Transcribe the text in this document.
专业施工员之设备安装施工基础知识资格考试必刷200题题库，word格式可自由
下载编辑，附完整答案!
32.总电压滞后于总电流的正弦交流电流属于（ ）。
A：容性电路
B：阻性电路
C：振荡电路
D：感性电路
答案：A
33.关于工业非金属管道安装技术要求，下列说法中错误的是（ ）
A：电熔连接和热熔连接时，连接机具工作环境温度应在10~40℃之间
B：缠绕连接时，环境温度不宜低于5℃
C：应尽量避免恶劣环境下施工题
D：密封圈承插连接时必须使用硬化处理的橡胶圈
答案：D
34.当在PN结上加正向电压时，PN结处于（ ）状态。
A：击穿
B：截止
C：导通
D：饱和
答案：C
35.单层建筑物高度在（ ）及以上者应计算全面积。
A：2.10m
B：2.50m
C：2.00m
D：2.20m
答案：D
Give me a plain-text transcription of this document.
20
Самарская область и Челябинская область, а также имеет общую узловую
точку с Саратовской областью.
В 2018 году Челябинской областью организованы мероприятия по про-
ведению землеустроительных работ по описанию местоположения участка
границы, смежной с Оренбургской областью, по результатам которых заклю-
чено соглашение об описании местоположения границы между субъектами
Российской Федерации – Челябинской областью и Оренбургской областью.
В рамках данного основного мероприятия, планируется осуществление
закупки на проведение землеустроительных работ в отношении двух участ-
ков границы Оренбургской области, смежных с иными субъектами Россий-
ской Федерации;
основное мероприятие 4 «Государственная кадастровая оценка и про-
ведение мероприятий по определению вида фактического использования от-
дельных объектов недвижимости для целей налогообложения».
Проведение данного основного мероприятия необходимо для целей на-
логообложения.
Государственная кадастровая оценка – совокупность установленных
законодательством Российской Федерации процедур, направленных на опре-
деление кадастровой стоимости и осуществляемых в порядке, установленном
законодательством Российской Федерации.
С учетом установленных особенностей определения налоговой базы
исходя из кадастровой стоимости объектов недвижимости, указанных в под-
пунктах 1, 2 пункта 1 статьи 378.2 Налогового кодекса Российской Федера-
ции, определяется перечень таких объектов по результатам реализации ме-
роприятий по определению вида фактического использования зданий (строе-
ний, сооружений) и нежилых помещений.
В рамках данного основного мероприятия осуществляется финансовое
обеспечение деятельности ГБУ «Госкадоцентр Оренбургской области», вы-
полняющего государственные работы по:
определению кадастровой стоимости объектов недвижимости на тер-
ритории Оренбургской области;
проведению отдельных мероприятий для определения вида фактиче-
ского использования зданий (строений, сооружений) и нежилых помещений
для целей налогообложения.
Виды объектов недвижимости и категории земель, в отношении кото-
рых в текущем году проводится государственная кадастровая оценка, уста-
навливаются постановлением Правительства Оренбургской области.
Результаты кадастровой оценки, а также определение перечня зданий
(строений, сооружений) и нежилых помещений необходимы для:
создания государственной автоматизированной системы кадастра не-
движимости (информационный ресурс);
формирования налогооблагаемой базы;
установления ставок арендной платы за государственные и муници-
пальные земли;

▶ [AIM] Write all of the records out again exactly.

▶ [ANSWER TO THIS TASK]
Transcribe the text in this document.
专业施工员之设备安装施工基础知识资格考试必刷200题题库，word格式可自由
下载编辑，附完整答案!
32.总电压滞后于总电流的正弦交流电流属于（ ）。
A：容性电路
B：阻性电路
C：振荡电路
D：感性电路
答案：A
33.关于工业非金属管道安装技术要求，下列说法中错误的是（ ）
A：电熔连接和热熔连接时，连接机具工作环境温度应在10~40℃之间
B：缠绕连接时，环境温度不宜低于5℃
C：应尽量避免恶劣环境下施工题
D：密封圈承插连接时必须使用硬化处理的橡胶圈
答案：D
34.当在PN结上加正向电压时，PN结处于（ ）状态。
A：击穿
B：截止
C：导通
D：饱和
答案：C
35.单层建筑物高度在（ ）及以上者应计算全面积。
A：2.10m
B：2.50m
C：2.00m
D：2.20m
答案：D
Give me a plain-text transcription of this document.
20
Самарская область и Челябинская область, а также имеет общую узловую
точку с Саратовской областью.
В 2018 году Челябинской областью организованы мероприятия по про-
ведению землеустроительных работ по описанию местоположения участка
границы, смежной с Оренбургской областью, по результатам которых заклю-
чено соглашение об описании местоположения границы между субъектами
Российской Федерации – Челябинской областью и Оренбургской областью.
В рамках данного основного мероприятия, планируется осуществление
закупки на проведение землеустроительных работ в отношении двух участ-
ков границы Оренбургской области, смежных с иными субъектами Россий-
ской Федерации;
основное мероприятие 4 «Государственная кадастровая оценка и про-
ведение мероприятий по определению вида фактического использования от-
дельных объектов недвижимости для целей налогообложения».
Проведение данного основного мероприятия необходимо для целей на-
логообложения.
Государственная кадастровая оценка – совокупность установленных
законодательством Российской Федерации процедур, направленных на опре-
деление кадастровой стоимости и осуществляемых в порядке, установленном
законодательством Российской Федерации.
С учетом установленных особенностей определения налоговой базы
исходя из кадастровой стоимости объектов недвижимости, указанных в под-
пунктах 1, 2 пункта 1 статьи 378.2 Налогового кодекса Российской Федера-
ции, определяется перечень таких объектов по результатам реализации ме-
роприятий по определению вида фактического использования зданий (строе-
ний, сооружений) и нежилых помещений.
В рамках данного основного мероприятия осуществляется финансовое
обеспечение деятельности ГБУ «Госкадоцентр Оренбургской области», вы-
полняющего государственные работы по:
определению кадастровой стоимости объектов недвижимости на тер-
ритории Оренбургской области;
проведению отдельных мероприятий для определения вида фактиче-
ского использования зданий (строений, сооружений) и нежилых помещений
для целей налогообложения.
Виды объектов недвижимости и категории земель, в отношении кото-
рых в текущем году проводится государственная кадастровая оценка, уста-
навливаются постановлением Правительства Оренбургской области.
Результаты кадастровой оценки, а также определение перечня зданий
(строений, сооружений) и нежилых помещений необходимы для:
создания государственной автоматизированной системы кадастра не-
движимости (информационный ресурс);
формирования налогооблагаемой базы;
установления ставок арендной платы за государственные и муници-
пальные земли;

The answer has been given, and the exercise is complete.